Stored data
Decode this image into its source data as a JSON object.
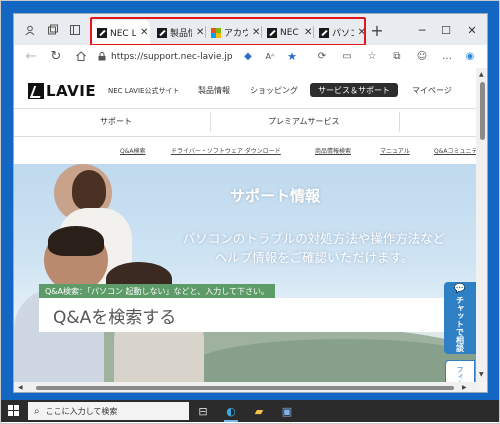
{
  "browser": {
    "tabs": [
      {
        "label": "NEC LAVIE公式サイト",
        "favicon": "lavie-icon"
      },
      {
        "label": "製品情報",
        "favicon": "lavie-icon"
      },
      {
        "label": "アカウント",
        "favicon": "microsoft-icon"
      },
      {
        "label": "NEC LAVIE",
        "favicon": "lavie-icon"
      },
      {
        "label": "パソコン",
        "favicon": "lavie-icon"
      }
    ],
    "new_tab": "+",
    "url": "https://support.nec-lavie.jp",
    "highlight_color": "#e0161a"
  },
  "site": {
    "logo": "LAVIE",
    "subtitle": "NEC LAVIE公式サイト",
    "menu": [
      "製品情報",
      "ショッピング",
      "サービス＆サポート",
      "マイページ"
    ],
    "selected_menu": "サービス＆サポート",
    "subnav": [
      "サポート",
      "プレミアムサービス"
    ],
    "links": [
      "Q&A検索",
      "ドライバー・ソフトウェア ダウンロード",
      "商品情報検索",
      "マニュアル",
      "Q&Aコミュニティ"
    ]
  },
  "hero": {
    "title": "サポート情報",
    "desc_line1": "パソコンのトラブルの対処方法や操作方法など",
    "desc_line2": "ヘルプ情報をご確認いただけます。",
    "search_hint": "Q&A検索：「パソコン 起動しない」などと、入力して下さい。",
    "search_placeholder": "Q&Aを検索する",
    "chat_button": "チャットで相談",
    "feedback_button": "フィードバック"
  },
  "taskbar": {
    "search_placeholder": "ここに入力して検索"
  }
}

**Set problem:** An exact transcription of all the entries is required, without the pictures.

**Reply to the task:**
Decode this image into its source data as a JSON object.
{
  "browser": {
    "tabs": [
      {
        "label": "NEC LAVIE公式サイト",
        "favicon": "lavie-icon"
      },
      {
        "label": "製品情報",
        "favicon": "lavie-icon"
      },
      {
        "label": "アカウント",
        "favicon": "microsoft-icon"
      },
      {
        "label": "NEC LAVIE",
        "favicon": "lavie-icon"
      },
      {
        "label": "パソコン",
        "favicon": "lavie-icon"
      }
    ],
    "new_tab": "+",
    "url": "https://support.nec-lavie.jp",
    "highlight_color": "#e0161a"
  },
  "site": {
    "logo": "LAVIE",
    "subtitle": "NEC LAVIE公式サイト",
    "menu": [
      "製品情報",
      "ショッピング",
      "サービス＆サポート",
      "マイページ"
    ],
    "selected_menu": "サービス＆サポート",
    "subnav": [
      "サポート",
      "プレミアムサービス"
    ],
    "links": [
      "Q&A検索",
      "ドライバー・ソフトウェア ダウンロード",
      "商品情報検索",
      "マニュアル",
      "Q&Aコミュニティ"
    ]
  },
  "hero": {
    "title": "サポート情報",
    "desc_line1": "パソコンのトラブルの対処方法や操作方法など",
    "desc_line2": "ヘルプ情報をご確認いただけます。",
    "search_hint": "Q&A検索：「パソコン 起動しない」などと、入力して下さい。",
    "search_placeholder": "Q&Aを検索する",
    "chat_button": "チャットで相談",
    "feedback_button": "フィードバック"
  },
  "taskbar": {
    "search_placeholder": "ここに入力して検索"
  }
}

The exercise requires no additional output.